─── Records supplied

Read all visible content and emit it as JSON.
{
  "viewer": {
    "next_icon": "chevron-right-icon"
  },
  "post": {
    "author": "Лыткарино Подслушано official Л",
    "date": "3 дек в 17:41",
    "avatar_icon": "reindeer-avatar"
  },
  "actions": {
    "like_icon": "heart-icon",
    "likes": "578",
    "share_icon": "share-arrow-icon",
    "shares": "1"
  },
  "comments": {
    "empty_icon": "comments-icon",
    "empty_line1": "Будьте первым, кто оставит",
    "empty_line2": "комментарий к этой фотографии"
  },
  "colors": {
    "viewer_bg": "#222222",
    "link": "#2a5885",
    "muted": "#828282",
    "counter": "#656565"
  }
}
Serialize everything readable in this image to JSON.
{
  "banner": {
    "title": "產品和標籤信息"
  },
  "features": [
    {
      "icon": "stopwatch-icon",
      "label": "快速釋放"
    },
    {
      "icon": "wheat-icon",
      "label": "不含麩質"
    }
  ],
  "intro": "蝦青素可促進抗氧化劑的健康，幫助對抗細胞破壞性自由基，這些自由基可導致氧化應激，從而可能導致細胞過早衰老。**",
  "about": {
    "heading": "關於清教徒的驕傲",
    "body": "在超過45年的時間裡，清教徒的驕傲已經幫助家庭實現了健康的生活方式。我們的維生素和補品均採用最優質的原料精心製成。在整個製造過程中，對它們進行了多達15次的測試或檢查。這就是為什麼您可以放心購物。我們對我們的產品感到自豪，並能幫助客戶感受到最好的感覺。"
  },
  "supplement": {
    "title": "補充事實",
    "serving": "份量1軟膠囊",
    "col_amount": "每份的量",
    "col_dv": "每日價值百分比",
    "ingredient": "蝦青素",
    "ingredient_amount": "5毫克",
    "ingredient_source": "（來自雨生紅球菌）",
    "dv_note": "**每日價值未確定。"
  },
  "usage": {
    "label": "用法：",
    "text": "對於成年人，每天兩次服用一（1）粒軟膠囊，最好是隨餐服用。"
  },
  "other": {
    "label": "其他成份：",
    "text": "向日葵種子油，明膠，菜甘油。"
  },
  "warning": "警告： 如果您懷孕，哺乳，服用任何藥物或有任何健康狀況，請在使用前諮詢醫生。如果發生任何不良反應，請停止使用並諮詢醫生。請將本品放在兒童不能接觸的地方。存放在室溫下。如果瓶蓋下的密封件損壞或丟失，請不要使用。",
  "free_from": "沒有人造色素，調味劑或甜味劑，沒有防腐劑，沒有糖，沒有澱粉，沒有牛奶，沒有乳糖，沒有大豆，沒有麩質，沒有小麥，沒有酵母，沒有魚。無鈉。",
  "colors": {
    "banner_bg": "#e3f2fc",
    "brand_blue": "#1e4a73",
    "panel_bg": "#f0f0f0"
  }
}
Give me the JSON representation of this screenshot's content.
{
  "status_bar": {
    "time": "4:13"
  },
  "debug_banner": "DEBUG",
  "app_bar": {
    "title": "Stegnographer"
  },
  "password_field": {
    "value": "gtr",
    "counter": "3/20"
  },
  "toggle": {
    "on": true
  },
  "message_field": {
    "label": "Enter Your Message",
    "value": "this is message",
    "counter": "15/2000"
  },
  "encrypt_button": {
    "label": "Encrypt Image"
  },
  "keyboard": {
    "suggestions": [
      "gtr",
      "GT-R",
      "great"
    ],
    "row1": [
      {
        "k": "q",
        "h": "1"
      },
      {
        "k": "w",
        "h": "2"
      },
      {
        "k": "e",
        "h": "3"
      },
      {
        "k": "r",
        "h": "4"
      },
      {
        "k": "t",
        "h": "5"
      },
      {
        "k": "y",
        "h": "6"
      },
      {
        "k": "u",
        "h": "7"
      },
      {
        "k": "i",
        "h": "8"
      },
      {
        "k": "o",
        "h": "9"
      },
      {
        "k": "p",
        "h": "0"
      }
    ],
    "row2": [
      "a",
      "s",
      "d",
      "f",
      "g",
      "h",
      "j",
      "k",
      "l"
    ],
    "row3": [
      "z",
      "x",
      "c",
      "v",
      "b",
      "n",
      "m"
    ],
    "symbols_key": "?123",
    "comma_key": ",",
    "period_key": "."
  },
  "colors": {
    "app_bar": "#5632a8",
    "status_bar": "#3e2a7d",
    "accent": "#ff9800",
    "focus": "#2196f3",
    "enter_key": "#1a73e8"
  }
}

──────

Copy every line of the records above that holds the word "this".

Serialize everything readable in this image to JSON.
Give me the JSON representation of this screenshot's content.
    "value": "this is message",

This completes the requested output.